- **RECORDED DATA**:

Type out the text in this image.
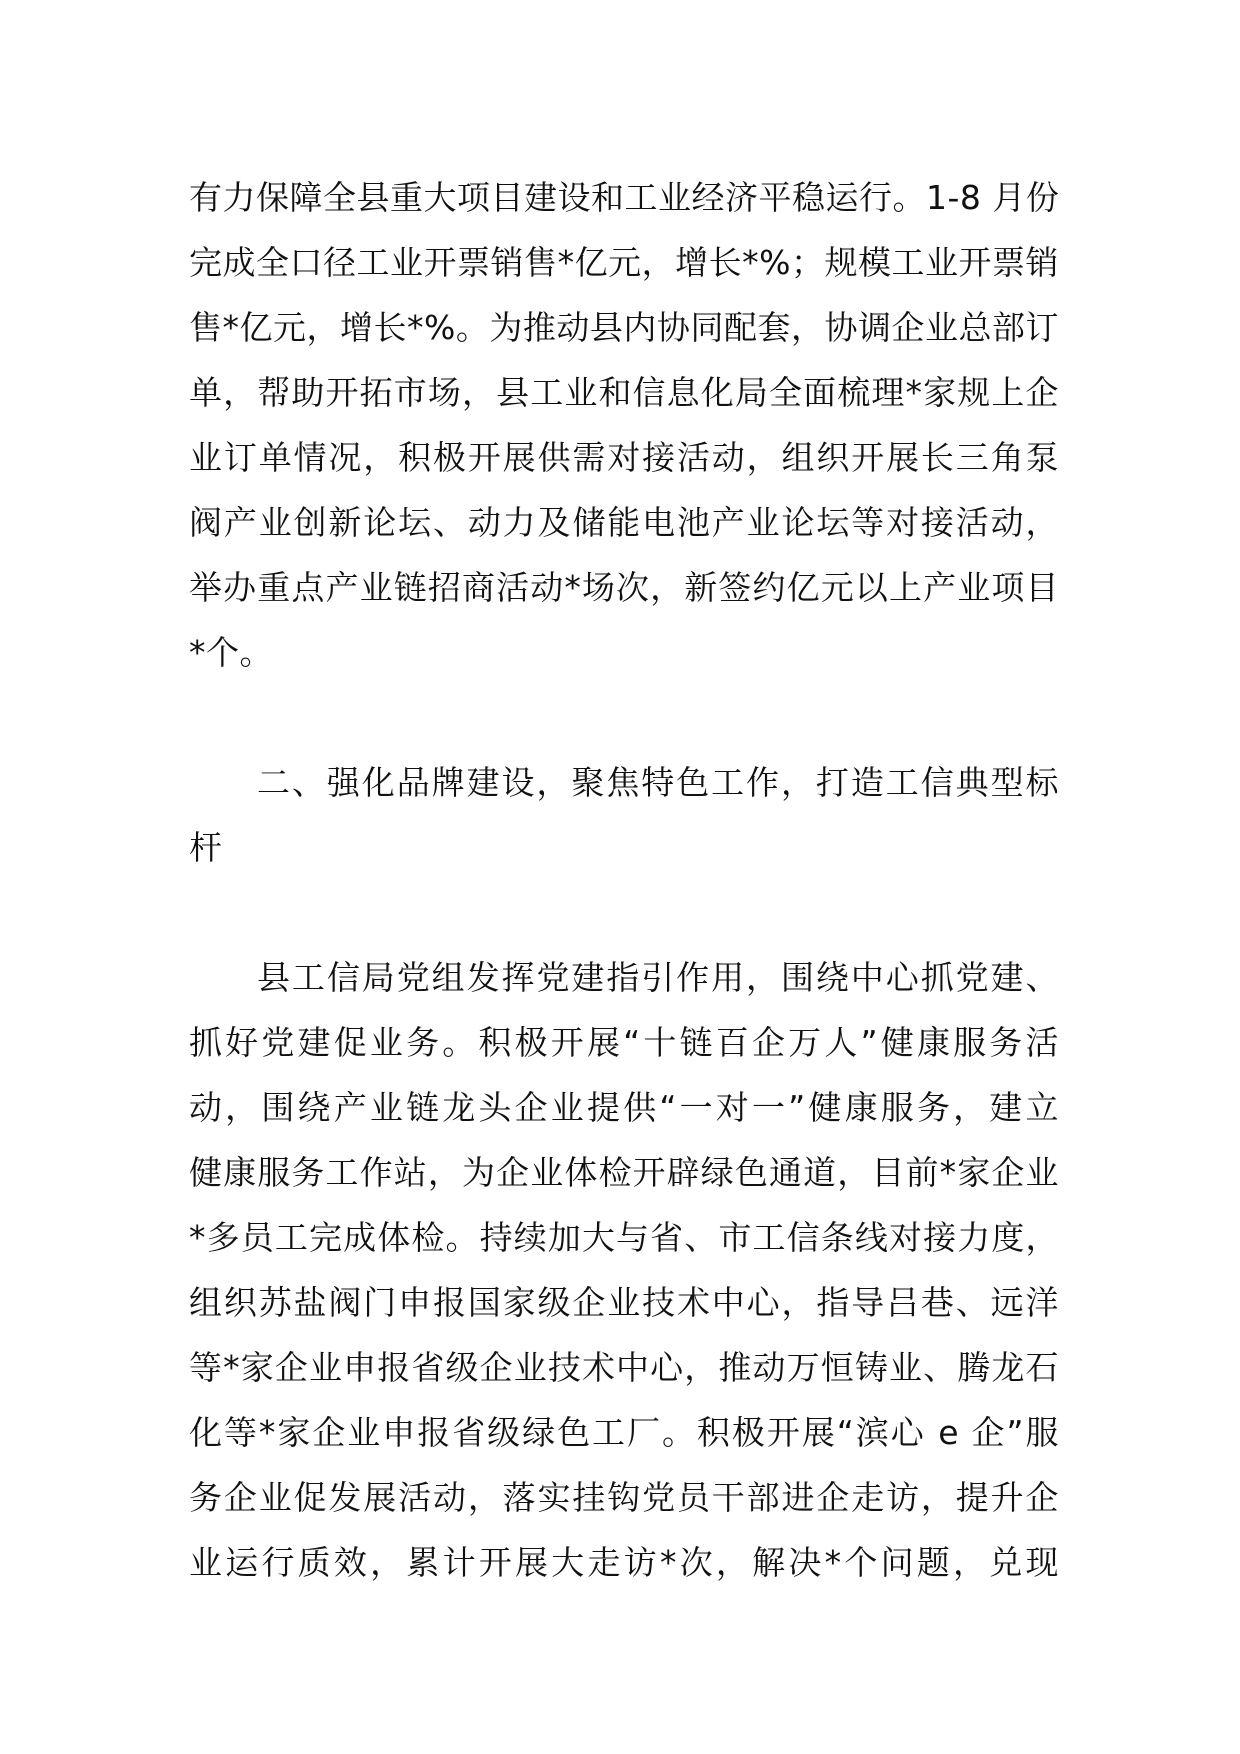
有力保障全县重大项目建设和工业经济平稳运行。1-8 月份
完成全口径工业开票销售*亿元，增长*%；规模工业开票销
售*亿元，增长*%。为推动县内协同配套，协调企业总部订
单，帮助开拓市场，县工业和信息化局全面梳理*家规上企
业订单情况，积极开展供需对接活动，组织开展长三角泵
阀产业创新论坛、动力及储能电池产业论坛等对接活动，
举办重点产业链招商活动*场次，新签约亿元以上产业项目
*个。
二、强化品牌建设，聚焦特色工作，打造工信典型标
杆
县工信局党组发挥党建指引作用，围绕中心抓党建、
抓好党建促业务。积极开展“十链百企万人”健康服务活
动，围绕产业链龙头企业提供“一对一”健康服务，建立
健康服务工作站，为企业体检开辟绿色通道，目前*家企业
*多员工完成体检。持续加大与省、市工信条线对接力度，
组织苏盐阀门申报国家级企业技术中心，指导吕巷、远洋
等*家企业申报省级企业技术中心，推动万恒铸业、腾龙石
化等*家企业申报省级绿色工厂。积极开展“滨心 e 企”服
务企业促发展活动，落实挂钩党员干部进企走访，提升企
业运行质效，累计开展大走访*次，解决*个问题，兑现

- **EXERCISE PROMPT**:
The material above must be printed exactly, with its pictures left out.

- **OUTPUT OF THE EXERCISE**:
Type out the text in this image.
有力保障全县重大项目建设和工业经济平稳运行。1-8 月份
完成全口径工业开票销售*亿元，增长*%；规模工业开票销
售*亿元，增长*%。为推动县内协同配套，协调企业总部订
单，帮助开拓市场，县工业和信息化局全面梳理*家规上企
业订单情况，积极开展供需对接活动，组织开展长三角泵
阀产业创新论坛、动力及储能电池产业论坛等对接活动，
举办重点产业链招商活动*场次，新签约亿元以上产业项目
*个。
二、强化品牌建设，聚焦特色工作，打造工信典型标
杆
县工信局党组发挥党建指引作用，围绕中心抓党建、
抓好党建促业务。积极开展“十链百企万人”健康服务活
动，围绕产业链龙头企业提供“一对一”健康服务，建立
健康服务工作站，为企业体检开辟绿色通道，目前*家企业
*多员工完成体检。持续加大与省、市工信条线对接力度，
组织苏盐阀门申报国家级企业技术中心，指导吕巷、远洋
等*家企业申报省级企业技术中心，推动万恒铸业、腾龙石
化等*家企业申报省级绿色工厂。积极开展“滨心 e 企”服
务企业促发展活动，落实挂钩党员干部进企走访，提升企
业运行质效，累计开展大走访*次，解决*个问题，兑现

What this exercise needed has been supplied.